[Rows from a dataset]
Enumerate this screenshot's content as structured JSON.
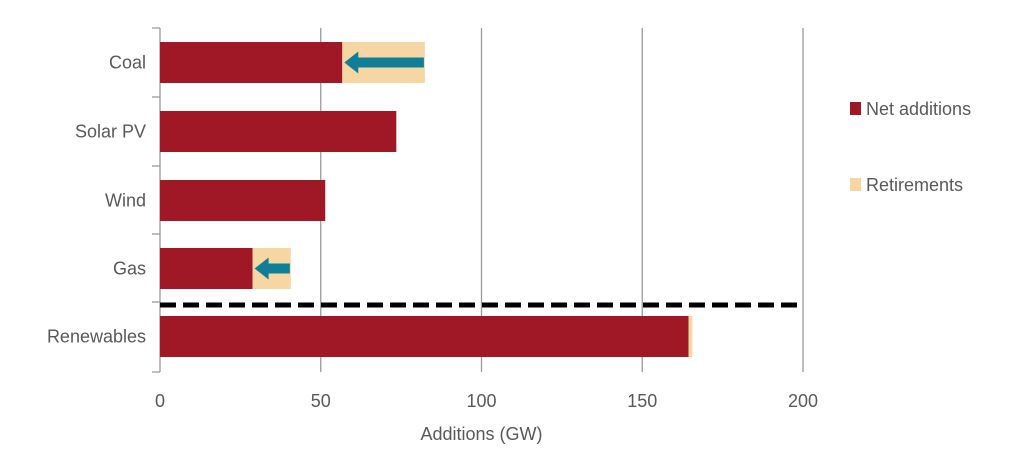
{
  "chart_data": {
    "type": "bar",
    "orientation": "horizontal",
    "stacked": true,
    "categories": [
      "Coal",
      "Solar PV",
      "Wind",
      "Gas",
      "Renewables"
    ],
    "series": [
      {
        "name": "Net additions",
        "color": "#A01826",
        "values": [
          56.7,
          73.5,
          51.4,
          28.8,
          164.4
        ]
      },
      {
        "name": "Retirements",
        "color": "#F6D7A4",
        "values": [
          25.7,
          0,
          0,
          11.9,
          1.2
        ]
      }
    ],
    "arrows_on": [
      "Coal",
      "Gas"
    ],
    "arrow_color": "#0F7F97",
    "separator_after": "Gas",
    "xlabel": "Additions (GW)",
    "xlim": [
      0,
      200
    ],
    "xticks": [
      0,
      50,
      100,
      150,
      200
    ],
    "grid": true,
    "legend_position": "right"
  }
}
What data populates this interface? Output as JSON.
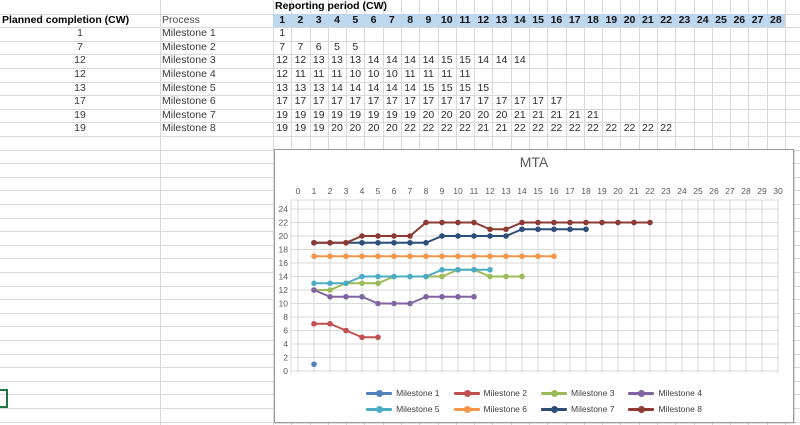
{
  "sheet": {
    "headers": {
      "planned": "Planned completion (CW)",
      "process": "Process",
      "reporting": "Reporting period (CW)"
    },
    "period_columns": [
      1,
      2,
      3,
      4,
      5,
      6,
      7,
      8,
      9,
      10,
      11,
      12,
      13,
      14,
      15,
      16,
      17,
      18,
      19,
      20,
      21,
      22,
      23,
      24,
      25,
      26,
      27,
      28
    ],
    "rows": [
      {
        "planned": 1,
        "process": "Milestone 1",
        "values": [
          1
        ]
      },
      {
        "planned": 7,
        "process": "Milestone 2",
        "values": [
          7,
          7,
          6,
          5,
          5
        ]
      },
      {
        "planned": 12,
        "process": "Milestone 3",
        "values": [
          12,
          12,
          13,
          13,
          13,
          14,
          14,
          14,
          14,
          15,
          15,
          14,
          14,
          14
        ]
      },
      {
        "planned": 12,
        "process": "Milestone 4",
        "values": [
          12,
          11,
          11,
          11,
          10,
          10,
          10,
          11,
          11,
          11,
          11
        ]
      },
      {
        "planned": 13,
        "process": "Milestone 5",
        "values": [
          13,
          13,
          13,
          14,
          14,
          14,
          14,
          14,
          15,
          15,
          15,
          15
        ]
      },
      {
        "planned": 17,
        "process": "Milestone 6",
        "values": [
          17,
          17,
          17,
          17,
          17,
          17,
          17,
          17,
          17,
          17,
          17,
          17,
          17,
          17,
          17,
          17
        ]
      },
      {
        "planned": 19,
        "process": "Milestone 7",
        "values": [
          19,
          19,
          19,
          19,
          19,
          19,
          19,
          19,
          20,
          20,
          20,
          20,
          20,
          21,
          21,
          21,
          21,
          21
        ]
      },
      {
        "planned": 19,
        "process": "Milestone 8",
        "values": [
          19,
          19,
          19,
          20,
          20,
          20,
          20,
          22,
          22,
          22,
          22,
          21,
          21,
          22,
          22,
          22,
          22,
          22,
          22,
          22,
          22,
          22
        ]
      }
    ],
    "colors": {
      "header_fill": "#BDD7EE",
      "gridline": "#D9D9D9",
      "selection_green": "#217346"
    }
  },
  "chart_data": {
    "type": "line",
    "title": "MTA",
    "xlabel": "",
    "ylabel": "",
    "xlim": [
      0,
      30
    ],
    "ylim": [
      0,
      24
    ],
    "x_ticks": [
      0,
      1,
      2,
      3,
      4,
      5,
      6,
      7,
      8,
      9,
      10,
      11,
      12,
      13,
      14,
      15,
      16,
      17,
      18,
      19,
      20,
      21,
      22,
      23,
      24,
      25,
      26,
      27,
      28,
      29,
      30
    ],
    "y_ticks": [
      0,
      2,
      4,
      6,
      8,
      10,
      12,
      14,
      16,
      18,
      20,
      22,
      24
    ],
    "grid": true,
    "legend_position": "bottom",
    "marker": "circle",
    "axis_text_color": "#595959",
    "gridline_color": "#D9D9D9",
    "series": [
      {
        "name": "Milestone 1",
        "color": "#4F81BD",
        "x": [
          1
        ],
        "values": [
          1
        ]
      },
      {
        "name": "Milestone 2",
        "color": "#C0504D",
        "x": [
          1,
          2,
          3,
          4,
          5
        ],
        "values": [
          7,
          7,
          6,
          5,
          5
        ]
      },
      {
        "name": "Milestone 3",
        "color": "#9BBB59",
        "x": [
          1,
          2,
          3,
          4,
          5,
          6,
          7,
          8,
          9,
          10,
          11,
          12,
          13,
          14
        ],
        "values": [
          12,
          12,
          13,
          13,
          13,
          14,
          14,
          14,
          14,
          15,
          15,
          14,
          14,
          14
        ]
      },
      {
        "name": "Milestone 4",
        "color": "#8064A2",
        "x": [
          1,
          2,
          3,
          4,
          5,
          6,
          7,
          8,
          9,
          10,
          11
        ],
        "values": [
          12,
          11,
          11,
          11,
          10,
          10,
          10,
          11,
          11,
          11,
          11
        ]
      },
      {
        "name": "Milestone 5",
        "color": "#4BACC6",
        "x": [
          1,
          2,
          3,
          4,
          5,
          6,
          7,
          8,
          9,
          10,
          11,
          12
        ],
        "values": [
          13,
          13,
          13,
          14,
          14,
          14,
          14,
          14,
          15,
          15,
          15,
          15
        ]
      },
      {
        "name": "Milestone 6",
        "color": "#F79646",
        "x": [
          1,
          2,
          3,
          4,
          5,
          6,
          7,
          8,
          9,
          10,
          11,
          12,
          13,
          14,
          15,
          16
        ],
        "values": [
          17,
          17,
          17,
          17,
          17,
          17,
          17,
          17,
          17,
          17,
          17,
          17,
          17,
          17,
          17,
          17
        ]
      },
      {
        "name": "Milestone 7",
        "color": "#2C4D75",
        "x": [
          1,
          2,
          3,
          4,
          5,
          6,
          7,
          8,
          9,
          10,
          11,
          12,
          13,
          14,
          15,
          16,
          17,
          18
        ],
        "values": [
          19,
          19,
          19,
          19,
          19,
          19,
          19,
          19,
          20,
          20,
          20,
          20,
          20,
          21,
          21,
          21,
          21,
          21
        ]
      },
      {
        "name": "Milestone 8",
        "color": "#8C3A32",
        "x": [
          1,
          2,
          3,
          4,
          5,
          6,
          7,
          8,
          9,
          10,
          11,
          12,
          13,
          14,
          15,
          16,
          17,
          18,
          19,
          20,
          21,
          22
        ],
        "values": [
          19,
          19,
          19,
          20,
          20,
          20,
          20,
          22,
          22,
          22,
          22,
          21,
          21,
          22,
          22,
          22,
          22,
          22,
          22,
          22,
          22,
          22
        ]
      }
    ]
  }
}
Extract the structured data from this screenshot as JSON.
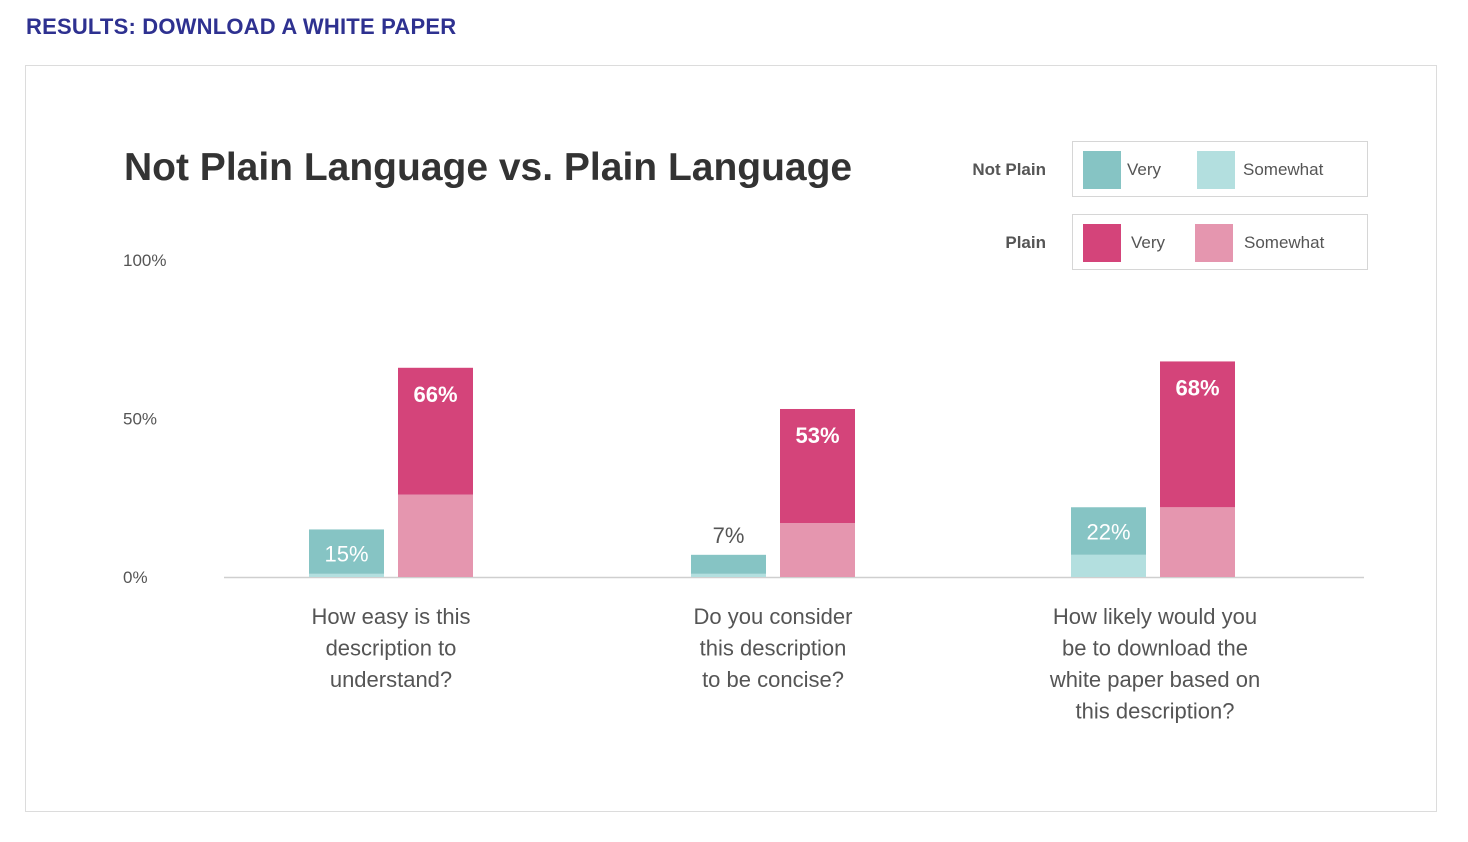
{
  "page_heading": "RESULTS: DOWNLOAD A WHITE PAPER",
  "colors": {
    "heading": "#2e3190",
    "not_plain_very": "#86c4c4",
    "not_plain_somewhat": "#b3dfdf",
    "plain_very": "#d4447a",
    "plain_somewhat": "#e596af",
    "axis_text": "#555555",
    "question_text": "#555555"
  },
  "legend": {
    "rows": [
      {
        "label": "Not Plain",
        "very": "Very",
        "somewhat": "Somewhat"
      },
      {
        "label": "Plain",
        "very": "Very",
        "somewhat": "Somewhat"
      }
    ]
  },
  "chart_data": {
    "type": "bar",
    "stacked": true,
    "title": "Not Plain Language vs. Plain Language",
    "y_ticks": [
      "100%",
      "50%",
      "0%"
    ],
    "ylim": [
      0,
      100
    ],
    "legend_position": "top-right",
    "grid": false,
    "categories": [
      "How easy is this description to understand?",
      "Do you consider this description to be concise?",
      "How likely would you be to download the white paper based on this description?"
    ],
    "category_lines": [
      [
        "How easy is this",
        "description to",
        "understand?"
      ],
      [
        "Do you consider",
        "this description",
        "to be concise?"
      ],
      [
        "How likely would you",
        "be to download the",
        "white paper based on",
        "this description?"
      ]
    ],
    "series": [
      {
        "group": "Not Plain",
        "segment": "Somewhat",
        "values": [
          1,
          1,
          7
        ]
      },
      {
        "group": "Not Plain",
        "segment": "Very",
        "values": [
          14,
          6,
          15
        ]
      },
      {
        "group": "Plain",
        "segment": "Somewhat",
        "values": [
          26,
          17,
          22
        ]
      },
      {
        "group": "Plain",
        "segment": "Very",
        "values": [
          40,
          36,
          46
        ]
      }
    ],
    "totals": {
      "Not Plain": [
        15,
        7,
        22
      ],
      "Plain": [
        66,
        53,
        68
      ]
    },
    "total_labels": {
      "Not Plain": [
        "15%",
        "7%",
        "22%"
      ],
      "Plain": [
        "66%",
        "53%",
        "68%"
      ]
    }
  }
}
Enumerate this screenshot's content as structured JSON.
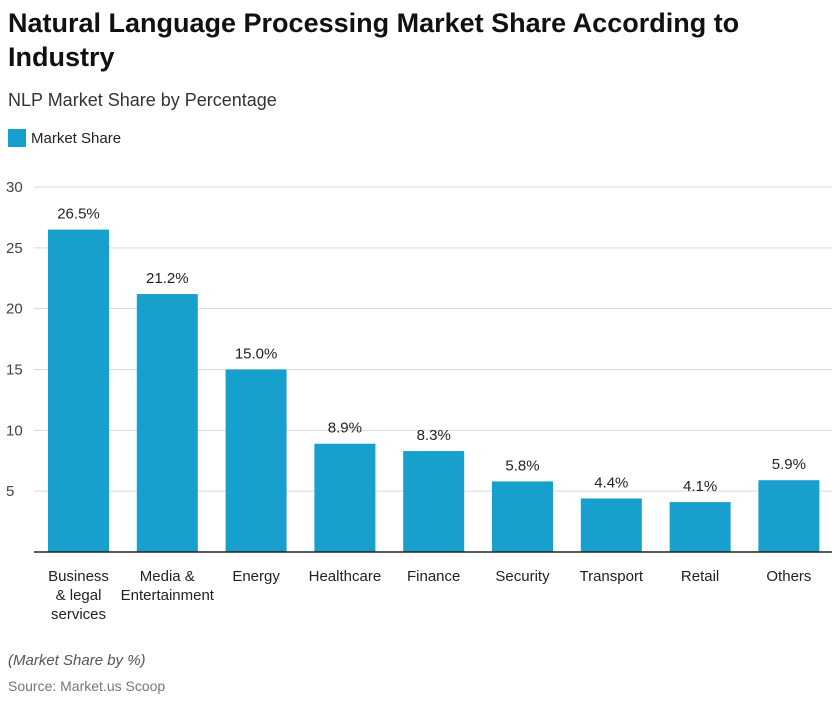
{
  "title": "Natural Language Processing Market Share According to Industry",
  "subtitle": "NLP Market Share by Percentage",
  "note": "(Market Share by %)",
  "source": "Source: Market.us Scoop",
  "colors": {
    "bar": "#18a0cc",
    "grid": "#d9d9d9",
    "axis": "#222222"
  },
  "chart_data": {
    "type": "bar",
    "title": "Natural Language Processing Market Share According to Industry",
    "subtitle": "NLP Market Share by Percentage",
    "categories": [
      "Business & legal services",
      "Media & Entertainment",
      "Energy",
      "Healthcare",
      "Finance",
      "Security",
      "Transport",
      "Retail",
      "Others"
    ],
    "category_lines": [
      [
        "Business",
        "& legal",
        "services"
      ],
      [
        "Media &",
        "Entertainment"
      ],
      [
        "Energy"
      ],
      [
        "Healthcare"
      ],
      [
        "Finance"
      ],
      [
        "Security"
      ],
      [
        "Transport"
      ],
      [
        "Retail"
      ],
      [
        "Others"
      ]
    ],
    "series": [
      {
        "name": "Market Share",
        "values": [
          26.5,
          21.2,
          15.0,
          8.9,
          8.3,
          5.8,
          4.4,
          4.1,
          5.9
        ]
      }
    ],
    "data_labels": [
      "26.5%",
      "21.2%",
      "15.0%",
      "8.9%",
      "8.3%",
      "5.8%",
      "4.4%",
      "4.1%",
      "5.9%"
    ],
    "ylim": [
      0,
      30
    ],
    "yticks": [
      5,
      10,
      15,
      20,
      25,
      30
    ],
    "grid": true,
    "legend": "top-left"
  }
}
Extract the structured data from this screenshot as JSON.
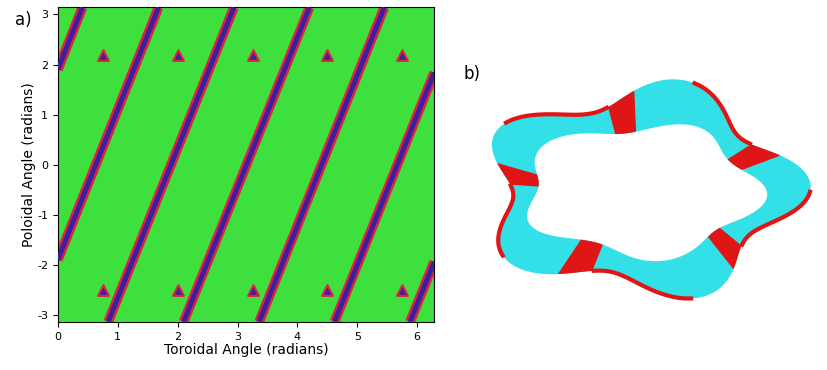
{
  "chart_data": [
    {
      "type": "line",
      "title": "a)",
      "x_label": "Toroidal Angle (radians)",
      "y_label": "Poloidal Angle (radians)",
      "xlim": [
        0,
        6.2832
      ],
      "ylim": [
        -3.1416,
        3.1416
      ],
      "xticks": [
        0,
        1,
        2,
        3,
        4,
        5,
        6
      ],
      "yticks": [
        -3,
        -2,
        -1,
        0,
        1,
        2,
        3
      ],
      "color": "#3ee03e",
      "series": [
        {
          "color": "#3a1fa0",
          "x": [
            0,
            0.41
          ],
          "values": [
            1.9,
            3.1416
          ]
        },
        {
          "color": "#3a1fa0",
          "x": [
            0,
            1.68
          ],
          "values": [
            -1.9,
            3.1416
          ]
        },
        {
          "color": "#3a1fa0",
          "x": [
            0.84,
            2.94
          ],
          "values": [
            -3.1416,
            3.1416
          ]
        },
        {
          "color": "#3a1fa0",
          "x": [
            2.1,
            4.2
          ],
          "values": [
            -3.1416,
            3.1416
          ]
        },
        {
          "color": "#3a1fa0",
          "x": [
            3.36,
            5.45
          ],
          "values": [
            -3.1416,
            3.1416
          ]
        },
        {
          "color": "#3a1fa0",
          "x": [
            4.62,
            6.2832
          ],
          "values": [
            -3.1416,
            1.84
          ]
        },
        {
          "color": "#3a1fa0",
          "x": [
            5.88,
            6.2832
          ],
          "values": [
            -3.1416,
            -1.94
          ]
        },
        {
          "type": "scatter",
          "marker": "^",
          "color": "#3a1fa0",
          "x": [
            0.75,
            2.0,
            3.25,
            4.5,
            5.75,
            0.75,
            2.0,
            3.25,
            4.5,
            5.75
          ],
          "values": [
            2.2,
            2.2,
            2.2,
            2.2,
            2.2,
            -2.5,
            -2.5,
            -2.5,
            -2.5,
            -2.5
          ]
        }
      ]
    },
    {
      "type": "image",
      "title": "b)"
    }
  ]
}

# [STATED EXERCISE]
Of all the lines above, how many contain the word "description"? Give the number and nothing else.

# [ANSWER TO THE TASK]
6